> **Task directions**:
Your task is to copy each line that has the word "item".

(Excerpt from a dataset)
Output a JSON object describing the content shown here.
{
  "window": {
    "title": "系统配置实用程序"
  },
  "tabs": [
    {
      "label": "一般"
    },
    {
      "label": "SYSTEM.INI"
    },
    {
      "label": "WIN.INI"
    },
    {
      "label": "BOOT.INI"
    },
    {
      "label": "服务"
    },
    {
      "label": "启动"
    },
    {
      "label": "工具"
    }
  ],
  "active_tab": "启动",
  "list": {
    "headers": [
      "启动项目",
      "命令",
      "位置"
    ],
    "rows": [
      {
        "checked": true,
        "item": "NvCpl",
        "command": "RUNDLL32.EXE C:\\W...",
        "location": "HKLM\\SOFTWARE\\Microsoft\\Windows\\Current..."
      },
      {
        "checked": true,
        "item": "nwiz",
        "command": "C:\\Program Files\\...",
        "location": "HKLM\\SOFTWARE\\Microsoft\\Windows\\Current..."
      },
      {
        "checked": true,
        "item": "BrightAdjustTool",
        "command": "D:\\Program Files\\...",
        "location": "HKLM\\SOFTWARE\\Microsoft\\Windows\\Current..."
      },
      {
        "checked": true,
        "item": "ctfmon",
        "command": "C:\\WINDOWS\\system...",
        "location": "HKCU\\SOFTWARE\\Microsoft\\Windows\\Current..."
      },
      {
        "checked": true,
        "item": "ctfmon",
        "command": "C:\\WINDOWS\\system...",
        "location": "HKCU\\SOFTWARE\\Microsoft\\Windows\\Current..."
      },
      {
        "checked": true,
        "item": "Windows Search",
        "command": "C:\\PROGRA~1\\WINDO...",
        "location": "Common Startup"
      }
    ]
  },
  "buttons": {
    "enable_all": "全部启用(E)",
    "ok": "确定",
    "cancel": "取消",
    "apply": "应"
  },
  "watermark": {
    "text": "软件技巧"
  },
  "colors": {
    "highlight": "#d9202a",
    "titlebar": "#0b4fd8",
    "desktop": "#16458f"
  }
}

> **The reply**:
        "item": "NvCpl",
        "item": "nwiz",
        "item": "BrightAdjustTool",
        "item": "ctfmon",
        "item": "ctfmon",
        "item": "Windows Search",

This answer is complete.